Extracted information.
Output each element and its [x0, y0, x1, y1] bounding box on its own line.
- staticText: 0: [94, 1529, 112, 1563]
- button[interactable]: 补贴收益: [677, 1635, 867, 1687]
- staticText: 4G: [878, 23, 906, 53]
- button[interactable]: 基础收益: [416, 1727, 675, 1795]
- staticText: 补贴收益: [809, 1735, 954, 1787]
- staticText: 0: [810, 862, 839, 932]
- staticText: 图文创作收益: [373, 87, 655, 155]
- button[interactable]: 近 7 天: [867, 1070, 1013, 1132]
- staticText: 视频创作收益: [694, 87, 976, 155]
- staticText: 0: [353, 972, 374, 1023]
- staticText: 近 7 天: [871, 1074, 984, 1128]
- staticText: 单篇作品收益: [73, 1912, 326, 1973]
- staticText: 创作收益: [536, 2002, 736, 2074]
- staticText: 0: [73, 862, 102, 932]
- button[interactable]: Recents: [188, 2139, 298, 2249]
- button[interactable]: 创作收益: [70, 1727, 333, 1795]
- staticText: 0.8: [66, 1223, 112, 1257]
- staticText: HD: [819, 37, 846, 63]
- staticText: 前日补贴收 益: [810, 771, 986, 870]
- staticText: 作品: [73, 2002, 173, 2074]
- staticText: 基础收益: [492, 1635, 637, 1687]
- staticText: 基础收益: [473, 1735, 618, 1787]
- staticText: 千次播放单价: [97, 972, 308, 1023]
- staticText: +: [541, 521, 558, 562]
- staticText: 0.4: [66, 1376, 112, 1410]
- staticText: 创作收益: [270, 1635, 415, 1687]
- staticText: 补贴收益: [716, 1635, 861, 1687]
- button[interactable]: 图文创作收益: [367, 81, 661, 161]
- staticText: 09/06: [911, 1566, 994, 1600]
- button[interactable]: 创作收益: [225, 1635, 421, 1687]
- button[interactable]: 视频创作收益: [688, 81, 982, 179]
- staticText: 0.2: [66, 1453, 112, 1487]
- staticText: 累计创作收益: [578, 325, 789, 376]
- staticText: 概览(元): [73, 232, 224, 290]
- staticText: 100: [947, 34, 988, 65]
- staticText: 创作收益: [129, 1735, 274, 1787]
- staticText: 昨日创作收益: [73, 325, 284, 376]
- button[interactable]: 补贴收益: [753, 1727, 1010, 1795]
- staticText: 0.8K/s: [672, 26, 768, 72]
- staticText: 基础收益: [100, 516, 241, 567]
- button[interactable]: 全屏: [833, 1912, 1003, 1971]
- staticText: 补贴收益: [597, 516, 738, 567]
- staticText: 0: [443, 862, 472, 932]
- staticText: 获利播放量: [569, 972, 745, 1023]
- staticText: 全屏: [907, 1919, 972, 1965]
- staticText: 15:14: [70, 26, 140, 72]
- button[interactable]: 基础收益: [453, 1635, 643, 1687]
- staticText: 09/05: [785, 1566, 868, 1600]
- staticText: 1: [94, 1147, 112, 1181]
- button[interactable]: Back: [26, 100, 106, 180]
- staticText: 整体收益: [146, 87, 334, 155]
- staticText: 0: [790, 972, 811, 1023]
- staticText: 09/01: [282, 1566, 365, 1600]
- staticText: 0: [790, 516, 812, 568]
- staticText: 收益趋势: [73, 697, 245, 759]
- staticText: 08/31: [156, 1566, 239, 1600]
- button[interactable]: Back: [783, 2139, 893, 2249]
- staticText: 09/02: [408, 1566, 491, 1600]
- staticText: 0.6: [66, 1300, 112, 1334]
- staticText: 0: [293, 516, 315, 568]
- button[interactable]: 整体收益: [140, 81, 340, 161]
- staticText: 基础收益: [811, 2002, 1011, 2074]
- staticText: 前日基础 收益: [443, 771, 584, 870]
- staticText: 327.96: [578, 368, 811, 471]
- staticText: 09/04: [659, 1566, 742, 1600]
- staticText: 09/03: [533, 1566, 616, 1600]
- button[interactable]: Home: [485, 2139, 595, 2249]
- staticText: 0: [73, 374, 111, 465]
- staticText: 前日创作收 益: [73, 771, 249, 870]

Stated task.
Reproduce every line of the data above verbatim, in the same order.

Answer to this task.
Output each element and its [x0, y0, x1, y1] bounding box on its own line.
- staticText: 0: [94, 1529, 112, 1563]
- button[interactable]: 补贴收益: [677, 1635, 867, 1687]
- staticText: 4G: [878, 23, 906, 53]
- button[interactable]: 基础收益: [416, 1727, 675, 1795]
- staticText: 补贴收益: [809, 1735, 954, 1787]
- staticText: 0: [810, 862, 839, 932]
- staticText: 图文创作收益: [373, 87, 655, 155]
- button[interactable]: 近 7 天: [867, 1070, 1013, 1132]
- staticText: 视频创作收益: [694, 87, 976, 155]
- staticText: 0: [353, 972, 374, 1023]
- staticText: 近 7 天: [871, 1074, 984, 1128]
- staticText: 单篇作品收益: [73, 1912, 326, 1973]
- staticText: 创作收益: [536, 2002, 736, 2074]
- staticText: 0: [73, 862, 102, 932]
- button[interactable]: Recents: [188, 2139, 298, 2249]
- button[interactable]: 创作收益: [70, 1727, 333, 1795]
- staticText: 0.8: [66, 1223, 112, 1257]
- staticText: HD: [819, 37, 846, 63]
- staticText: 前日补贴收 益: [810, 771, 986, 870]
- staticText: 作品: [73, 2002, 173, 2074]
- staticText: 基础收益: [492, 1635, 637, 1687]
- staticText: 基础收益: [473, 1735, 618, 1787]
- staticText: 千次播放单价: [97, 972, 308, 1023]
- staticText: +: [541, 521, 558, 562]
- staticText: 0.4: [66, 1376, 112, 1410]
- staticText: 创作收益: [270, 1635, 415, 1687]
- staticText: 补贴收益: [716, 1635, 861, 1687]
- button[interactable]: 图文创作收益: [367, 81, 661, 161]
- staticText: 09/06: [911, 1566, 994, 1600]
- button[interactable]: 创作收益: [225, 1635, 421, 1687]
- button[interactable]: 视频创作收益: [688, 81, 982, 179]
- staticText: 0.2: [66, 1453, 112, 1487]
- staticText: 累计创作收益: [578, 325, 789, 376]
- staticText: 概览(元): [73, 232, 224, 290]
- staticText: 100: [947, 34, 988, 65]
- staticText: 创作收益: [129, 1735, 274, 1787]
- staticText: 昨日创作收益: [73, 325, 284, 376]
- button[interactable]: 补贴收益: [753, 1727, 1010, 1795]
- staticText: 0.8K/s: [672, 26, 768, 72]
- staticText: 基础收益: [100, 516, 241, 567]
- button[interactable]: 全屏: [833, 1912, 1003, 1971]
- staticText: 补贴收益: [597, 516, 738, 567]
- staticText: 0: [443, 862, 472, 932]
- staticText: 获利播放量: [569, 972, 745, 1023]
- staticText: 全屏: [907, 1919, 972, 1965]
- staticText: 15:14: [70, 26, 140, 72]
- button[interactable]: 基础收益: [453, 1635, 643, 1687]
- staticText: 09/05: [785, 1566, 868, 1600]
- staticText: 1: [94, 1147, 112, 1181]
- button[interactable]: Back: [26, 100, 106, 180]
- staticText: 整体收益: [146, 87, 334, 155]
- staticText: 0: [790, 972, 811, 1023]
- staticText: 09/01: [282, 1566, 365, 1600]
- staticText: 0: [790, 516, 812, 568]
- staticText: 收益趋势: [73, 697, 245, 759]
- staticText: 08/31: [156, 1566, 239, 1600]
- button[interactable]: Back: [783, 2139, 893, 2249]
- staticText: 09/02: [408, 1566, 491, 1600]
- staticText: 0.6: [66, 1300, 112, 1334]
- staticText: 0: [293, 516, 315, 568]
- button[interactable]: 整体收益: [140, 81, 340, 161]
- staticText: 基础收益: [811, 2002, 1011, 2074]
- staticText: 前日基础 收益: [443, 771, 584, 870]
- staticText: 327.96: [578, 368, 811, 471]
- staticText: 09/04: [659, 1566, 742, 1600]
- staticText: 09/03: [533, 1566, 616, 1600]
- button[interactable]: Home: [485, 2139, 595, 2249]
- staticText: 0: [73, 374, 111, 465]
- staticText: 前日创作收 益: [73, 771, 249, 870]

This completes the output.